> Exercise goal
Report all lines from the entries below in which "title" appears.

> Entries supplied
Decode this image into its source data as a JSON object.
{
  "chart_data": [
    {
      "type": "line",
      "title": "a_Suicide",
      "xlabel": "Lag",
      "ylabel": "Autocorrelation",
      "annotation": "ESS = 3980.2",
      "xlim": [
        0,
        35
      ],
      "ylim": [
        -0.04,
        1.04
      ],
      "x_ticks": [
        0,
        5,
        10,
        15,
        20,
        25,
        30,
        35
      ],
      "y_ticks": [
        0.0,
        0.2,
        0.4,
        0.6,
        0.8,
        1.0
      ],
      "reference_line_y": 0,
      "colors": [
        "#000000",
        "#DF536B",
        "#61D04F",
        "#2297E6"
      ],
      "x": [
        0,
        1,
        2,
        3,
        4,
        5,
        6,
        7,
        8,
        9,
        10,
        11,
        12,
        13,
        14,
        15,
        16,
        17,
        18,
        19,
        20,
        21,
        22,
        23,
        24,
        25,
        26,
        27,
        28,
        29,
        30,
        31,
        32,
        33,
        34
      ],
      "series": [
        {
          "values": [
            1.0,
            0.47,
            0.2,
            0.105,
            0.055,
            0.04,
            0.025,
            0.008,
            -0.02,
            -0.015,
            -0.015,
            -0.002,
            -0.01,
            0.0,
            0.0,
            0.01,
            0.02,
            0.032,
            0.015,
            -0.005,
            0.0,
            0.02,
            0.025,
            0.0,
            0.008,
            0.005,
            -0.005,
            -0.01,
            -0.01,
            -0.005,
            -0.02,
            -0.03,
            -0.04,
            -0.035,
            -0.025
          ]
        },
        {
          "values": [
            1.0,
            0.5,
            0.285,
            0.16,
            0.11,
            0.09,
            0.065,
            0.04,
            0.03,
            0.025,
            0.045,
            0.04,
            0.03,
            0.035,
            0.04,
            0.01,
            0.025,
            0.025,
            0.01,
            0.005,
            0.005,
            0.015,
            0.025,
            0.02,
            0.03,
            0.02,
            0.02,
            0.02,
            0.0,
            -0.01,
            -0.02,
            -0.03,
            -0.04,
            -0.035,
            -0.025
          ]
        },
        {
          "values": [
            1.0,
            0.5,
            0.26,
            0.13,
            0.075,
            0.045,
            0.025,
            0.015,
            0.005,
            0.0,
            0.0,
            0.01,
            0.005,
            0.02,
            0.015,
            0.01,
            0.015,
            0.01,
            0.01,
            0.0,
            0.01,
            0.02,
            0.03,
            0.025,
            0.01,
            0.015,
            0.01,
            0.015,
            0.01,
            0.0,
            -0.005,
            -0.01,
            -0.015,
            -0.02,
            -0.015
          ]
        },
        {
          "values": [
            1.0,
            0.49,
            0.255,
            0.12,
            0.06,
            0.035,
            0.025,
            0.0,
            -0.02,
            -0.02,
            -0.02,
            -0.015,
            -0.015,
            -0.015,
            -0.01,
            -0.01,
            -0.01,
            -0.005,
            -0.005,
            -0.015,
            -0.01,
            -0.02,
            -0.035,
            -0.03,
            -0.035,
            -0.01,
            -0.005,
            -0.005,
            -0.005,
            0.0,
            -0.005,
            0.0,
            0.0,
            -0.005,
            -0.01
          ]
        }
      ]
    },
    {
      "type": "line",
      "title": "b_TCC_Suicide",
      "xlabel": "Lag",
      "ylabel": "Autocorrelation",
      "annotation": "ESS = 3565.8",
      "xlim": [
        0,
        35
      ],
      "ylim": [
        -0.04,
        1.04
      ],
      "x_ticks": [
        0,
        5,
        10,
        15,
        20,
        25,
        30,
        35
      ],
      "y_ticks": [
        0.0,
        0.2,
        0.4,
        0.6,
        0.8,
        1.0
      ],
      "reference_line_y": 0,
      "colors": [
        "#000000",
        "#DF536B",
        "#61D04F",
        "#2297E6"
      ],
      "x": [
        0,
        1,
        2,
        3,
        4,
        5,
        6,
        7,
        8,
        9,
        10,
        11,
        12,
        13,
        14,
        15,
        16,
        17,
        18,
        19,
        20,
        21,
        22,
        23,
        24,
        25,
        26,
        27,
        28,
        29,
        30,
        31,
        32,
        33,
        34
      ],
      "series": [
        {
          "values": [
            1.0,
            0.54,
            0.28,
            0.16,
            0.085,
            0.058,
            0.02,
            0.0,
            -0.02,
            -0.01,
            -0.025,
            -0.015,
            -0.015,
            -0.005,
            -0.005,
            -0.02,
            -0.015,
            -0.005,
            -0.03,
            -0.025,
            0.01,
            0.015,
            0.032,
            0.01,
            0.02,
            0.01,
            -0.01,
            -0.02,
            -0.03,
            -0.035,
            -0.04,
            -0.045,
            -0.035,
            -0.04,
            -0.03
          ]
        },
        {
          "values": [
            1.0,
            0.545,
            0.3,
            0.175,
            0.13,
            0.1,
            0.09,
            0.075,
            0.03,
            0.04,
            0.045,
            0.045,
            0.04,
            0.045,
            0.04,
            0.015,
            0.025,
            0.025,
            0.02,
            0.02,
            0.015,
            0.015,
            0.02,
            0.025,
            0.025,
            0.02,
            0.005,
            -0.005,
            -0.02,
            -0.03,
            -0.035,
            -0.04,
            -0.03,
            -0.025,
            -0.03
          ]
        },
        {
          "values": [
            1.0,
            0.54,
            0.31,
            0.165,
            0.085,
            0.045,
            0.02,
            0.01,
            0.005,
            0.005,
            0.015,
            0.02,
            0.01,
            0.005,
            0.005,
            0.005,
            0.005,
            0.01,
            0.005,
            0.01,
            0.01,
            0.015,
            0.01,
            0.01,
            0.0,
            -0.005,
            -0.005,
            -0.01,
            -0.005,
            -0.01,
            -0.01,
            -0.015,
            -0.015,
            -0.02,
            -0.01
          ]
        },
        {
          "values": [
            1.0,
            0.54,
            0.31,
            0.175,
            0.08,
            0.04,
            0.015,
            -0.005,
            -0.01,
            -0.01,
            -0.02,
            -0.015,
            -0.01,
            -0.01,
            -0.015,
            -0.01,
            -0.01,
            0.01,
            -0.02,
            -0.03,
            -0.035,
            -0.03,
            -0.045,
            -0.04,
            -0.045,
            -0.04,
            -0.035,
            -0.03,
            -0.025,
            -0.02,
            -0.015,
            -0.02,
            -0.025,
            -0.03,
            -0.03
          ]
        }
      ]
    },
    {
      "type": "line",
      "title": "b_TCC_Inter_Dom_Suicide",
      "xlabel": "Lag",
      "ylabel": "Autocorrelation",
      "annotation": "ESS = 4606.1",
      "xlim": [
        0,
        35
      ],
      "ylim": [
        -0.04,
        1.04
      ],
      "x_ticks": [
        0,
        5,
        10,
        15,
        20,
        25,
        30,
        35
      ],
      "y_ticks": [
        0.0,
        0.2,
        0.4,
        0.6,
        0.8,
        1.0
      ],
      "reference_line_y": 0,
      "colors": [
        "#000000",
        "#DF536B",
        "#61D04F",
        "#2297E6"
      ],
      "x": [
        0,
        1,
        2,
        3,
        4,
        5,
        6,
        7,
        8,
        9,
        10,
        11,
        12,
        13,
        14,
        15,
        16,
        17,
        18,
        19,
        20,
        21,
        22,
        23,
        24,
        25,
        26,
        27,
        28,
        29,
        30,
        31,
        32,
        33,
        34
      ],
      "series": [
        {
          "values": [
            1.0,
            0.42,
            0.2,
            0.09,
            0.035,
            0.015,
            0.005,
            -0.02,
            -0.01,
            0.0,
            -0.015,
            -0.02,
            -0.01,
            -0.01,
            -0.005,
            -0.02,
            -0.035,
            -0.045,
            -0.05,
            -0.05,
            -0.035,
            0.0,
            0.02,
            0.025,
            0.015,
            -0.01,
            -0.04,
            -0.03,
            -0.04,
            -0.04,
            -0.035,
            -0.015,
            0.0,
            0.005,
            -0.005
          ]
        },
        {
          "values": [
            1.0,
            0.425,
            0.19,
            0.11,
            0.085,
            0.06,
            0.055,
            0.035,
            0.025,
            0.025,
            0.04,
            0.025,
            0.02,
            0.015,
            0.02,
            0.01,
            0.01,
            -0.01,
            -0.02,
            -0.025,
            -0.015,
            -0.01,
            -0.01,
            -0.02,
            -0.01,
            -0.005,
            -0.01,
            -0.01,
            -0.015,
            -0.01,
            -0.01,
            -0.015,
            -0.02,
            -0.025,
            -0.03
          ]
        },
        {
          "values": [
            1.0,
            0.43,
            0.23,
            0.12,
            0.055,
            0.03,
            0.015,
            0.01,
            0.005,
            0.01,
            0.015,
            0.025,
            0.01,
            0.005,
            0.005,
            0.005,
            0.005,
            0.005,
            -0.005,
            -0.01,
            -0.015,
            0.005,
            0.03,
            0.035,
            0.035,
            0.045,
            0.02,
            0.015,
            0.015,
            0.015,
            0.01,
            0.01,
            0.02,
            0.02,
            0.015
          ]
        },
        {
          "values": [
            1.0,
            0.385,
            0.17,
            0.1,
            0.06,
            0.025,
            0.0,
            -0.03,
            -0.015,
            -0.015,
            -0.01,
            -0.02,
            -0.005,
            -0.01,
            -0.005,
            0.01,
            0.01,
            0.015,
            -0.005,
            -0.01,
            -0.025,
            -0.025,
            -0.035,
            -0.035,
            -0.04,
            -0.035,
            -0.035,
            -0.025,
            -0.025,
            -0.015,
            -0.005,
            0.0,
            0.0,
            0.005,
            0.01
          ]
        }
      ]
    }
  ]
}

> Exercise answer
      "title": "a_Suicide",
      "title": "b_TCC_Suicide",
      "title": "b_TCC_Inter_Dom_Suicide",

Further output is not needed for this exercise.